● CHALLENGE:
In the data below, find every line with the string "this" and pull it out.
=== MATERIALS PROVIDED ===
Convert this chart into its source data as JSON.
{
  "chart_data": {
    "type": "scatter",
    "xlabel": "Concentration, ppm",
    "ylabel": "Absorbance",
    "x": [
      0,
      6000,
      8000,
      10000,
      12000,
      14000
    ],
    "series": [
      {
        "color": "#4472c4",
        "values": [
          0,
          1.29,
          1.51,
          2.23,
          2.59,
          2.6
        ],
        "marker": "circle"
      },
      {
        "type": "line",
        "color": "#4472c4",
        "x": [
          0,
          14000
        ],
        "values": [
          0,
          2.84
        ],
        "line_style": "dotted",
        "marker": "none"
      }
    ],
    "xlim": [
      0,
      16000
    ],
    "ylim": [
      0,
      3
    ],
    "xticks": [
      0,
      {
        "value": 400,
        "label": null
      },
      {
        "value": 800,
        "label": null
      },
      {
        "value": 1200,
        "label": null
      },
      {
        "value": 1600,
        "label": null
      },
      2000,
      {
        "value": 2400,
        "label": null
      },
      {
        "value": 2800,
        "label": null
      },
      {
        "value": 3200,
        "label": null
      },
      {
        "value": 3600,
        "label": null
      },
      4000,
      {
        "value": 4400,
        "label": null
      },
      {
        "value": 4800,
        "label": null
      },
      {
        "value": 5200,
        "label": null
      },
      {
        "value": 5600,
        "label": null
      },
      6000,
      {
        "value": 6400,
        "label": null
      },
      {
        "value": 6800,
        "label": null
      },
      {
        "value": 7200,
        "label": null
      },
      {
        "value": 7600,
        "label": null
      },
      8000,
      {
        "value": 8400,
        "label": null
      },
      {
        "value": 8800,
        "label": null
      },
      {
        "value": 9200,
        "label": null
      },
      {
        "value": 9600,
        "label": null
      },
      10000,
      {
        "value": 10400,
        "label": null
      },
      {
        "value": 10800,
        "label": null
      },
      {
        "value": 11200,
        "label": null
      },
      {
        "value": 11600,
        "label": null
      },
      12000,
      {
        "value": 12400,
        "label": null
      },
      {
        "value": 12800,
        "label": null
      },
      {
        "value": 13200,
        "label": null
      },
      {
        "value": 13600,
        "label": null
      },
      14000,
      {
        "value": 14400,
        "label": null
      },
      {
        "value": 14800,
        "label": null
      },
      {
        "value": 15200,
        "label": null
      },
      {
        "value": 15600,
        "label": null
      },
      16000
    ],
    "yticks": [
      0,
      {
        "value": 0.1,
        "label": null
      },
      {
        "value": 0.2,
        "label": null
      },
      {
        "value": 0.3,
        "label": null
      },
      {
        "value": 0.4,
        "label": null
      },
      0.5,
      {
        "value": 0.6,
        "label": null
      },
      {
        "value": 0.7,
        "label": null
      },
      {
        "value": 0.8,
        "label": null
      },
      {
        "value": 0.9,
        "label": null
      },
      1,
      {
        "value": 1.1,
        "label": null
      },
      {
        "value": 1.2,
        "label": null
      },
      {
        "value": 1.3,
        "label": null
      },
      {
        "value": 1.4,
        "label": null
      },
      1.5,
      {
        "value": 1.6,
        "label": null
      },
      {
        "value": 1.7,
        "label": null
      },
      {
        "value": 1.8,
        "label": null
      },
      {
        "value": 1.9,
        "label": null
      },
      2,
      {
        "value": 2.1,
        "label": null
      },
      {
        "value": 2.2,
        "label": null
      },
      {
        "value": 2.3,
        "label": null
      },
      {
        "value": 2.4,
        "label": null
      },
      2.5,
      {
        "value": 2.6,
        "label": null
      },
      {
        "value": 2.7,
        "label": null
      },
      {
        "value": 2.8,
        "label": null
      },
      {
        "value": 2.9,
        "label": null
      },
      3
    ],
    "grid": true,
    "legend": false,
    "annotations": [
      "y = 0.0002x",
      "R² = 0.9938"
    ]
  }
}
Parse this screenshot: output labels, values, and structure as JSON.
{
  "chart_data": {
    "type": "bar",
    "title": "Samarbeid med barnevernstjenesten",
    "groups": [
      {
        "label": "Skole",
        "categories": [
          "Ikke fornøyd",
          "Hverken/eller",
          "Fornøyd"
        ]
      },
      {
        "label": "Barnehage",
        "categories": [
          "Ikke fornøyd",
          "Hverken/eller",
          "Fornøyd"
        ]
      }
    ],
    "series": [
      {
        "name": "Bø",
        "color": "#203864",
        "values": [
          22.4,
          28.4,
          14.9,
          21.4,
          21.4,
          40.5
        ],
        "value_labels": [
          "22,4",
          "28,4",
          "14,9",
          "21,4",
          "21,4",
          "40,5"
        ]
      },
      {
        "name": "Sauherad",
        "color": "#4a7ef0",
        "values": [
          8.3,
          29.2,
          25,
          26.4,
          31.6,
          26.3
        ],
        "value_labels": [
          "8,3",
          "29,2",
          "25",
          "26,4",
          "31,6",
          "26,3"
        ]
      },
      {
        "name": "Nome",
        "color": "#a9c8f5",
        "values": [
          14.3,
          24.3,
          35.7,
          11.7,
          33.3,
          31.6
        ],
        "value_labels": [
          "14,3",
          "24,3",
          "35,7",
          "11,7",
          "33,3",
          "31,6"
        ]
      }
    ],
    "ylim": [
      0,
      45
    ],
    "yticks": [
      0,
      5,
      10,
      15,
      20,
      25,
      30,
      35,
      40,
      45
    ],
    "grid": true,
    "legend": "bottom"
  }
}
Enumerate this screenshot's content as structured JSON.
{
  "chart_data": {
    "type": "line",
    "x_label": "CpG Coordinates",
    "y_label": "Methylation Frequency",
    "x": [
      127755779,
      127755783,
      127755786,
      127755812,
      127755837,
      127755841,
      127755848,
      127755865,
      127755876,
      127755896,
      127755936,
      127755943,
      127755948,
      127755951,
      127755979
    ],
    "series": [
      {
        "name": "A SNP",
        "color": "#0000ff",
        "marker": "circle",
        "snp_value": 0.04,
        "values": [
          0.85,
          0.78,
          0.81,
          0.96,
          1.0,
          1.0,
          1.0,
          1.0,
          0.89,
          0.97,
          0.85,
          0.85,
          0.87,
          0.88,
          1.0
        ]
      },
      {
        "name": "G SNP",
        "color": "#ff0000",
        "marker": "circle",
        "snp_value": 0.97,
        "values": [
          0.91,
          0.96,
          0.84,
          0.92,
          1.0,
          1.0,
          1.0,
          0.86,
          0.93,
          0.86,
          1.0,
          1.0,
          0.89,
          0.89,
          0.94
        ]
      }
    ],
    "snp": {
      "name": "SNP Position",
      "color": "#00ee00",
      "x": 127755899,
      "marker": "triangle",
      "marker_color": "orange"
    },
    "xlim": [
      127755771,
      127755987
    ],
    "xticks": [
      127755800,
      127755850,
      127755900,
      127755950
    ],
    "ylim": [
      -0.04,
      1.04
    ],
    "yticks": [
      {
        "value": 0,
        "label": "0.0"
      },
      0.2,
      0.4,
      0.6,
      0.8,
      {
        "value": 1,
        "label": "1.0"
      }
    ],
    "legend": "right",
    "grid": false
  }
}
===
=== MATERIALS PROVIDED ===
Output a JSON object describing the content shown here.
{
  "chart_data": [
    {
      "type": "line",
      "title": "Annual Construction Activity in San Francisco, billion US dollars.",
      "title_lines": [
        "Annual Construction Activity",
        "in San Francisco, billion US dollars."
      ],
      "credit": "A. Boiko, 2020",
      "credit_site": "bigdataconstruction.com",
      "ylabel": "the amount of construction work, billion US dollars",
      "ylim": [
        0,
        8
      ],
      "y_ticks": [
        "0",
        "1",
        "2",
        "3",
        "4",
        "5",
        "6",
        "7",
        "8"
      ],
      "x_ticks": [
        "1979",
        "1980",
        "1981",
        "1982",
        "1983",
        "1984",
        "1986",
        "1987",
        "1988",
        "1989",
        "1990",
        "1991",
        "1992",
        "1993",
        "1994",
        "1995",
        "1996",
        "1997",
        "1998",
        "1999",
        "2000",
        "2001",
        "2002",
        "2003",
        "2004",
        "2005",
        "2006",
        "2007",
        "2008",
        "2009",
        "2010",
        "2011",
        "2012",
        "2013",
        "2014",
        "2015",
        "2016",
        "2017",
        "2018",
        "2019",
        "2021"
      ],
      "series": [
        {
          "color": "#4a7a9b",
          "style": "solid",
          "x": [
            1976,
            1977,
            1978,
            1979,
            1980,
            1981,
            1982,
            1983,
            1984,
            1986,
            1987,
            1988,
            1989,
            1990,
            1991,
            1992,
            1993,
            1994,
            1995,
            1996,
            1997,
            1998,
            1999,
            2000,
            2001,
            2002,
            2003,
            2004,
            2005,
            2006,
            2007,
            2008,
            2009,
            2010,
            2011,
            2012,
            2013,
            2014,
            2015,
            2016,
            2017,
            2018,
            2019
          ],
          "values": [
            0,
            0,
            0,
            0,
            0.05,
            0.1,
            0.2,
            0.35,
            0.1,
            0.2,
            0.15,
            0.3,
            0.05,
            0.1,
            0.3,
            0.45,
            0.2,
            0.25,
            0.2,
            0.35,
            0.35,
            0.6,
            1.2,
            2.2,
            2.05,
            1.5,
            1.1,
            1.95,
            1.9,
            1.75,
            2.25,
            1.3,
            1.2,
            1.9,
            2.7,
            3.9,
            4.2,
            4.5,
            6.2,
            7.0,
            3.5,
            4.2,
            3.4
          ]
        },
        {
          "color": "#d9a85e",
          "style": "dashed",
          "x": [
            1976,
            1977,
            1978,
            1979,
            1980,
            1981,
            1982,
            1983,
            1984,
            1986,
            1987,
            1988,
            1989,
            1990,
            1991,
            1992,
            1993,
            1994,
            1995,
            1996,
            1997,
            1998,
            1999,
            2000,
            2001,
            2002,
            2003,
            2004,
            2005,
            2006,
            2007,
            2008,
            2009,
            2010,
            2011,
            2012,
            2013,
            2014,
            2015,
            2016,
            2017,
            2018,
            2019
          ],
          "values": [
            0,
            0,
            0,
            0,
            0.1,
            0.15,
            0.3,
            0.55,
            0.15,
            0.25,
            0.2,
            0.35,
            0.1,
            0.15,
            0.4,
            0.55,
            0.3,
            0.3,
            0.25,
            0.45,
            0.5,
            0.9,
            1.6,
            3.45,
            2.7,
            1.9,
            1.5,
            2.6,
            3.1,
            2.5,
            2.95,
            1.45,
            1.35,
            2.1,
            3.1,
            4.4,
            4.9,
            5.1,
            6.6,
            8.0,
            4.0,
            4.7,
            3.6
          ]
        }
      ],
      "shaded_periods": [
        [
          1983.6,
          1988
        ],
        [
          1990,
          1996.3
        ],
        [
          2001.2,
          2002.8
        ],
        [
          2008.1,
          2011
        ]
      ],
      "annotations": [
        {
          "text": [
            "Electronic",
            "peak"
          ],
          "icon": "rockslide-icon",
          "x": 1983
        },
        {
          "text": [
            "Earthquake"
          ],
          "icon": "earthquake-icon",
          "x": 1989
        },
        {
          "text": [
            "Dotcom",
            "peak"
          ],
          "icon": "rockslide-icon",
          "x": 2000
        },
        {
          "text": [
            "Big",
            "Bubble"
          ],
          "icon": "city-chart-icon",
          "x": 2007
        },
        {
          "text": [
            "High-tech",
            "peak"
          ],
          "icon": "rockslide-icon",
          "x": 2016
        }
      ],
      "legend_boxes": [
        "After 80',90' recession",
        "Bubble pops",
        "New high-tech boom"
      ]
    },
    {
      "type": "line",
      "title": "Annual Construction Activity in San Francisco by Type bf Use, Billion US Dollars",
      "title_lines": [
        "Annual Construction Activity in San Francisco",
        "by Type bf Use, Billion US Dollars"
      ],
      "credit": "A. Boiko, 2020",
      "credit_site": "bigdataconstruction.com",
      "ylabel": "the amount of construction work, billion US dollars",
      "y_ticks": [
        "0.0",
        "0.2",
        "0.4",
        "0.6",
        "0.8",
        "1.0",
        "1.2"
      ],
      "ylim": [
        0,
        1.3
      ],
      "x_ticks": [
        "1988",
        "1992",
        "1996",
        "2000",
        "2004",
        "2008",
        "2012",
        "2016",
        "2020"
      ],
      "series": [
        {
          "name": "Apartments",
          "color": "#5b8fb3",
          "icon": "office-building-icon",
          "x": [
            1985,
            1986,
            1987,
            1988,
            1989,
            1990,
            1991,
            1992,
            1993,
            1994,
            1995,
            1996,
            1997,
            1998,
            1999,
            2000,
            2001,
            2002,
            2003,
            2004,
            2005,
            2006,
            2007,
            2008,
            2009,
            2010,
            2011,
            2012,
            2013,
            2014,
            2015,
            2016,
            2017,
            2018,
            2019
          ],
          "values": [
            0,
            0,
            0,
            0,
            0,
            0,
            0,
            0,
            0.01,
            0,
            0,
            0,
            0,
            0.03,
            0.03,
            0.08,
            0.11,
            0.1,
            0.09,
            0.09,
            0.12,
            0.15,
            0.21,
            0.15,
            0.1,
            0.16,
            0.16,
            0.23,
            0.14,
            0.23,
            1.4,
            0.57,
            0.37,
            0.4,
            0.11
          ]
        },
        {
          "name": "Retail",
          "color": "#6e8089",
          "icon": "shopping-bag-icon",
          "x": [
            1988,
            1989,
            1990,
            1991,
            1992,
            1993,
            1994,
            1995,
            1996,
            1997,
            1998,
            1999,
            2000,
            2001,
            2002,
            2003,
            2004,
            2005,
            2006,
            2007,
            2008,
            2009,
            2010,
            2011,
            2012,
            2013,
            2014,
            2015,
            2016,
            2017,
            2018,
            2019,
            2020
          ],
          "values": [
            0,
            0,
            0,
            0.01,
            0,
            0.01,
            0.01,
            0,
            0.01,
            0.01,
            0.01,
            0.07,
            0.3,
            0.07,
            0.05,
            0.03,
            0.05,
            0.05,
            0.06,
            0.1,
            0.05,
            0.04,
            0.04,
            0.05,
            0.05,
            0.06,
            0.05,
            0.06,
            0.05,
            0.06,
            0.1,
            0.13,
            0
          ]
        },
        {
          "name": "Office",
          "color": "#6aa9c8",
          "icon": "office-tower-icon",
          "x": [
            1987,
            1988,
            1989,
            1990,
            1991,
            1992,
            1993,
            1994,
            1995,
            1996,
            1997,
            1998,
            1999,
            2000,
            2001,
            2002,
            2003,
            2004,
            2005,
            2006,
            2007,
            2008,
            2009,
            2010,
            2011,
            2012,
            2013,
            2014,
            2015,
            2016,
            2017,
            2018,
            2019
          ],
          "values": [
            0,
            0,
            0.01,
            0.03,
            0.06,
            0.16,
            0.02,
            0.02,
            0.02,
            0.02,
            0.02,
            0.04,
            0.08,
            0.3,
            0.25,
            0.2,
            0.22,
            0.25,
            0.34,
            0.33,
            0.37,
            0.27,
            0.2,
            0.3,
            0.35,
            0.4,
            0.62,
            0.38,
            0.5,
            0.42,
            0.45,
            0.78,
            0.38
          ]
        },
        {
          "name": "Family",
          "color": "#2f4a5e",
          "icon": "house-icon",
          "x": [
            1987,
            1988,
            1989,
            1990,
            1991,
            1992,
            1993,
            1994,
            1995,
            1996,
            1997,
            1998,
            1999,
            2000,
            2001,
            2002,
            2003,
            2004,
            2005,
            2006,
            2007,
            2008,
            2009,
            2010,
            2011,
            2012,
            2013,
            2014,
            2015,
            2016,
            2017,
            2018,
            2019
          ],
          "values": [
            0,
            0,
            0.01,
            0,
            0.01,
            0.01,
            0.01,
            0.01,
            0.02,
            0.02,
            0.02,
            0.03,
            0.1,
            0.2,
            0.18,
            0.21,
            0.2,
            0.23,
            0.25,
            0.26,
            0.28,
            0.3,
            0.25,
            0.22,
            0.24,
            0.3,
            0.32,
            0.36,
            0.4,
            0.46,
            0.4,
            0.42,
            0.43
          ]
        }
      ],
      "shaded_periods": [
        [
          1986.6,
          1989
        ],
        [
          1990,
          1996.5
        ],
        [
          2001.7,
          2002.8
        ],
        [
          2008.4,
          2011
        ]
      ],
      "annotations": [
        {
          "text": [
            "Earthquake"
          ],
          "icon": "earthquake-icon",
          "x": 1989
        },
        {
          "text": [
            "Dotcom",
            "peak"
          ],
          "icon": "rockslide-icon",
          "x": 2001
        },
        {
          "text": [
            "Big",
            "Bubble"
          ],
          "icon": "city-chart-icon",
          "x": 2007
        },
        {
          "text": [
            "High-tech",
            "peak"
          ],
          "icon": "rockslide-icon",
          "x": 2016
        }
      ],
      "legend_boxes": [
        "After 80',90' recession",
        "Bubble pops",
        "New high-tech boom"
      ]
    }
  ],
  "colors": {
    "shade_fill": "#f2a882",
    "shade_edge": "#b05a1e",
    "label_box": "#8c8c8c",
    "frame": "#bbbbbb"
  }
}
===
● TASK SOLUTION:
Convert this chart into its source data as JSON.
Parse this screenshot: output labels, values, and structure as JSON.
Enumerate this screenshot's content as structured JSON.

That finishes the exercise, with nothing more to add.